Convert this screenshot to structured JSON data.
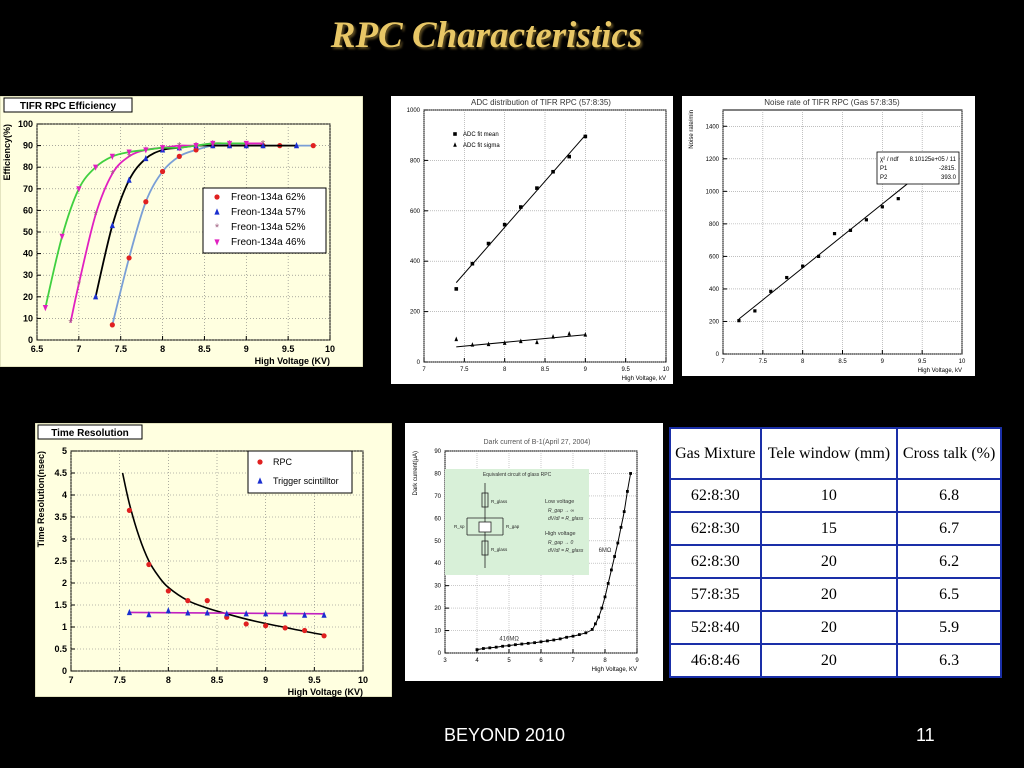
{
  "slide": {
    "title": "RPC Characteristics",
    "footer_left": "BEYOND 2010",
    "page_number": "11"
  },
  "chart_data": [
    {
      "id": "efficiency",
      "type": "scatter",
      "title": "TIFR RPC Efficiency",
      "xlabel": "High Voltage (KV)",
      "ylabel": "Efficiency(%)",
      "xlim": [
        6.5,
        10
      ],
      "ylim": [
        0,
        100
      ],
      "x_ticks": [
        "6.5",
        "7",
        "7.5",
        "8",
        "8.5",
        "9",
        "9.5",
        "10"
      ],
      "y_ticks": [
        "0",
        "10",
        "20",
        "30",
        "40",
        "50",
        "60",
        "70",
        "80",
        "90",
        "100"
      ],
      "legend_position": "center-right",
      "grid": true,
      "series": [
        {
          "name": "Freon-134a  62%",
          "color": "#e02020",
          "marker": "circle",
          "curve_color": "#7a9fd6",
          "points": [
            [
              7.4,
              7
            ],
            [
              7.6,
              38
            ],
            [
              7.8,
              64
            ],
            [
              8.0,
              78
            ],
            [
              8.2,
              85
            ],
            [
              8.4,
              88
            ],
            [
              8.6,
              90
            ],
            [
              8.8,
              90
            ],
            [
              9.0,
              90
            ],
            [
              9.2,
              90
            ],
            [
              9.4,
              90
            ],
            [
              9.8,
              90
            ]
          ]
        },
        {
          "name": "Freon-134a  57%",
          "color": "#1a2fd0",
          "marker": "triangle",
          "curve_color": "#000000",
          "points": [
            [
              7.2,
              20
            ],
            [
              7.4,
              53
            ],
            [
              7.6,
              74
            ],
            [
              7.8,
              84
            ],
            [
              8.0,
              88
            ],
            [
              8.2,
              89
            ],
            [
              8.4,
              90
            ],
            [
              8.6,
              90
            ],
            [
              8.8,
              90
            ],
            [
              9.0,
              90
            ],
            [
              9.2,
              90
            ],
            [
              9.6,
              90
            ]
          ]
        },
        {
          "name": "Freon-134a  52%",
          "color": "#a06080",
          "marker": "star",
          "curve_color": "#e020c0",
          "points": [
            [
              6.9,
              8
            ],
            [
              7.0,
              26
            ],
            [
              7.2,
              58
            ],
            [
              7.4,
              77
            ],
            [
              7.6,
              85
            ],
            [
              7.8,
              88
            ],
            [
              8.0,
              89
            ],
            [
              8.2,
              90
            ],
            [
              8.4,
              90
            ],
            [
              8.6,
              91
            ],
            [
              8.8,
              91
            ],
            [
              9.2,
              91
            ]
          ]
        },
        {
          "name": "Freon-134a  46%",
          "color": "#e020c0",
          "marker": "triangle-down",
          "curve_color": "#40d040",
          "points": [
            [
              6.6,
              15
            ],
            [
              6.8,
              48
            ],
            [
              7.0,
              70
            ],
            [
              7.2,
              80
            ],
            [
              7.4,
              85
            ],
            [
              7.6,
              87
            ],
            [
              7.8,
              88
            ],
            [
              8.0,
              89
            ],
            [
              8.2,
              89
            ],
            [
              8.4,
              90
            ],
            [
              8.6,
              91
            ],
            [
              8.8,
              91
            ],
            [
              9.0,
              91
            ]
          ]
        }
      ]
    },
    {
      "id": "adc",
      "type": "scatter",
      "title": "ADC distribution of TIFR RPC (57:8:35)",
      "xlabel": "High Voltage, kV",
      "ylabel": "",
      "xlim": [
        7,
        10
      ],
      "ylim": [
        0,
        1000
      ],
      "x_ticks": [
        "7",
        "7.5",
        "8",
        "8.5",
        "9",
        "9.5",
        "10"
      ],
      "y_ticks": [
        "0",
        "200",
        "400",
        "600",
        "800",
        "1000"
      ],
      "grid": true,
      "legend_position": "top-left",
      "series": [
        {
          "name": "ADC fit mean",
          "marker": "square",
          "points": [
            [
              7.4,
              290
            ],
            [
              7.6,
              390
            ],
            [
              7.8,
              470
            ],
            [
              8.0,
              545
            ],
            [
              8.2,
              615
            ],
            [
              8.4,
              690
            ],
            [
              8.6,
              755
            ],
            [
              8.8,
              815
            ],
            [
              9.0,
              895
            ]
          ],
          "fit": [
            [
              7.4,
              315
            ],
            [
              9.0,
              900
            ]
          ]
        },
        {
          "name": "ADC fit sigma",
          "marker": "triangle",
          "points": [
            [
              7.4,
              90
            ],
            [
              7.6,
              68
            ],
            [
              7.8,
              70
            ],
            [
              8.0,
              75
            ],
            [
              8.2,
              82
            ],
            [
              8.4,
              78
            ],
            [
              8.6,
              100
            ],
            [
              8.8,
              112
            ],
            [
              9.0,
              108
            ]
          ],
          "fit": [
            [
              7.4,
              60
            ],
            [
              9.0,
              108
            ]
          ]
        }
      ]
    },
    {
      "id": "noise",
      "type": "scatter",
      "title": "Noise rate of TIFR RPC (Gas 57:8:35)",
      "xlabel": "High Voltage, kV",
      "ylabel": "Noise rate/min",
      "xlim": [
        7,
        10
      ],
      "ylim": [
        0,
        1500
      ],
      "x_ticks": [
        "7",
        "7.5",
        "8",
        "8.5",
        "9",
        "9.5",
        "10"
      ],
      "y_ticks": [
        "0",
        "200",
        "400",
        "600",
        "800",
        "1000",
        "1200",
        "1400"
      ],
      "grid": true,
      "stats_box": {
        "row1_label": "χ² / ndf",
        "row1_value": "8.10125e+05 /    11",
        "row2_label": "P1",
        "row2_value": "-2815.",
        "row3_label": "P2",
        "row3_value": "393.0"
      },
      "series": [
        {
          "name": "",
          "marker": "square",
          "points": [
            [
              7.2,
              205
            ],
            [
              7.4,
              265
            ],
            [
              7.6,
              385
            ],
            [
              7.8,
              470
            ],
            [
              8.0,
              540
            ],
            [
              8.2,
              600
            ],
            [
              8.4,
              740
            ],
            [
              8.6,
              760
            ],
            [
              8.8,
              825
            ],
            [
              9.0,
              905
            ],
            [
              9.2,
              955
            ],
            [
              9.4,
              1060
            ]
          ],
          "fit": [
            [
              7.2,
              215
            ],
            [
              9.4,
              1080
            ]
          ]
        }
      ]
    },
    {
      "id": "time_resolution",
      "type": "scatter",
      "title": "Time Resolution",
      "xlabel": "High Voltage (KV)",
      "ylabel": "Time Resolution(nsec)",
      "xlim": [
        7,
        10
      ],
      "ylim": [
        0,
        5
      ],
      "x_ticks": [
        "7",
        "7.5",
        "8",
        "8.5",
        "9",
        "9.5",
        "10"
      ],
      "y_ticks": [
        "0",
        "0.5",
        "1",
        "1.5",
        "2",
        "2.5",
        "3",
        "3.5",
        "4",
        "4.5",
        "5"
      ],
      "grid": true,
      "legend_position": "top-right",
      "series": [
        {
          "name": "RPC",
          "color": "#e02020",
          "marker": "circle",
          "points": [
            [
              7.6,
              3.65
            ],
            [
              7.8,
              2.42
            ],
            [
              8.0,
              1.82
            ],
            [
              8.2,
              1.6
            ],
            [
              8.4,
              1.6
            ],
            [
              8.6,
              1.22
            ],
            [
              8.8,
              1.07
            ],
            [
              9.0,
              1.03
            ],
            [
              9.2,
              0.98
            ],
            [
              9.4,
              0.92
            ],
            [
              9.6,
              0.8
            ]
          ],
          "fit": [
            [
              7.53,
              4.5
            ],
            [
              7.6,
              3.8
            ],
            [
              7.7,
              3.05
            ],
            [
              7.8,
              2.5
            ],
            [
              7.9,
              2.15
            ],
            [
              8.0,
              1.9
            ],
            [
              8.2,
              1.6
            ],
            [
              8.4,
              1.43
            ],
            [
              8.6,
              1.3
            ],
            [
              8.8,
              1.18
            ],
            [
              9.0,
              1.08
            ],
            [
              9.2,
              0.99
            ],
            [
              9.4,
              0.9
            ],
            [
              9.6,
              0.82
            ]
          ]
        },
        {
          "name": "Trigger scintilltor",
          "color": "#1a2fd0",
          "marker": "triangle",
          "points": [
            [
              7.6,
              1.33
            ],
            [
              7.8,
              1.28
            ],
            [
              8.0,
              1.37
            ],
            [
              8.2,
              1.32
            ],
            [
              8.4,
              1.32
            ],
            [
              8.6,
              1.3
            ],
            [
              8.8,
              1.3
            ],
            [
              9.0,
              1.3
            ],
            [
              9.2,
              1.3
            ],
            [
              9.4,
              1.27
            ],
            [
              9.6,
              1.27
            ]
          ],
          "fit": [
            [
              7.6,
              1.33
            ],
            [
              9.6,
              1.3
            ]
          ]
        }
      ]
    },
    {
      "id": "dark_current",
      "type": "scatter",
      "title": "Dark current of B-1(April 27, 2004)",
      "xlabel": "High Voltage, KV",
      "ylabel": "Dark current(μA)",
      "xlim": [
        3,
        9
      ],
      "ylim": [
        0,
        90
      ],
      "x_ticks": [
        "3",
        "4",
        "5",
        "6",
        "7",
        "8",
        "9"
      ],
      "y_ticks": [
        "0",
        "10",
        "20",
        "30",
        "40",
        "50",
        "60",
        "70",
        "80",
        "90"
      ],
      "grid": true,
      "annotations": {
        "low": "416MΩ",
        "high": "6MΩ"
      },
      "inset": {
        "title": "Equivalent circuit of glass RPC",
        "low_voltage": "Low voltage",
        "low_eq1": "R_gap → ∞",
        "low_eq2": "dV/dI = R_glass",
        "high_voltage": "High voltage",
        "high_eq1": "R_gap → 0",
        "high_eq2": "dV/dI = R_glass",
        "r_glass_top": "R_glass",
        "r_spacer": "R_sp",
        "r_gap": "R_gap",
        "r_glass_bottom": "R_glass"
      },
      "series": [
        {
          "name": "",
          "marker": "square",
          "points": [
            [
              4.0,
              1.5
            ],
            [
              4.2,
              2
            ],
            [
              4.4,
              2.3
            ],
            [
              4.6,
              2.6
            ],
            [
              4.8,
              3
            ],
            [
              5.0,
              3.3
            ],
            [
              5.2,
              3.7
            ],
            [
              5.4,
              4
            ],
            [
              5.6,
              4.3
            ],
            [
              5.8,
              4.6
            ],
            [
              6.0,
              5
            ],
            [
              6.2,
              5.4
            ],
            [
              6.4,
              5.8
            ],
            [
              6.6,
              6.3
            ],
            [
              6.8,
              7
            ],
            [
              7.0,
              7.5
            ],
            [
              7.2,
              8.2
            ],
            [
              7.4,
              9
            ],
            [
              7.6,
              10.5
            ],
            [
              7.7,
              13
            ],
            [
              7.8,
              16
            ],
            [
              7.9,
              20
            ],
            [
              8.0,
              25
            ],
            [
              8.1,
              31
            ],
            [
              8.2,
              37
            ],
            [
              8.3,
              43
            ],
            [
              8.4,
              49
            ],
            [
              8.5,
              56
            ],
            [
              8.6,
              63
            ],
            [
              8.7,
              72
            ],
            [
              8.8,
              80
            ]
          ]
        }
      ]
    }
  ],
  "table": {
    "headers": [
      "Gas Mixture",
      "Tele window (mm)",
      "Cross talk (%)"
    ],
    "rows": [
      [
        "62:8:30",
        "10",
        "6.8"
      ],
      [
        "62:8:30",
        "15",
        "6.7"
      ],
      [
        "62:8:30",
        "20",
        "6.2"
      ],
      [
        "57:8:35",
        "20",
        "6.5"
      ],
      [
        "52:8:40",
        "20",
        "5.9"
      ],
      [
        "46:8:46",
        "20",
        "6.3"
      ]
    ]
  }
}
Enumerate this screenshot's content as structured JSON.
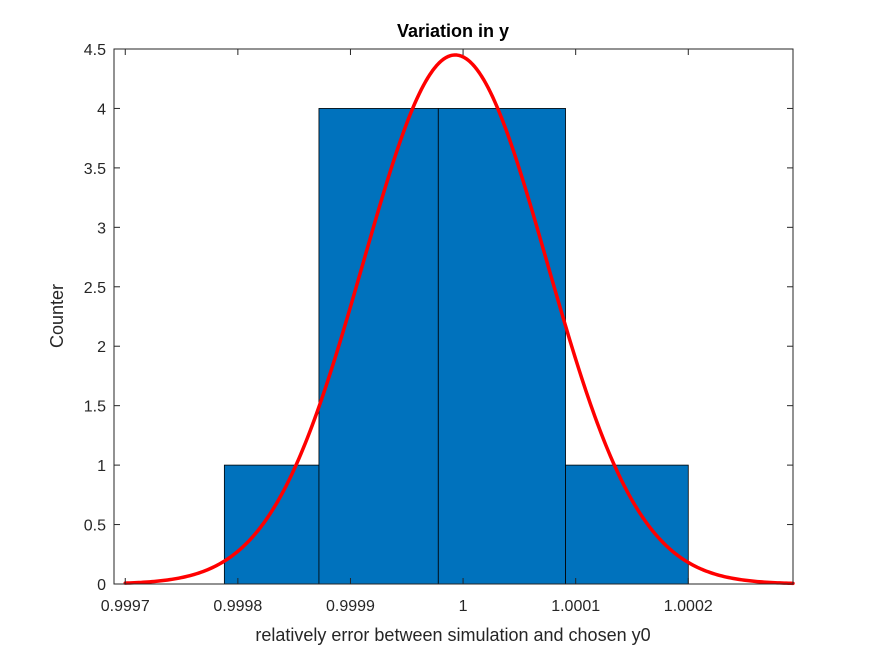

##########

> _Stated goal_
State the number of lines in the data that include the string "this", and add nothing else.

> _Reply to the exercise_
2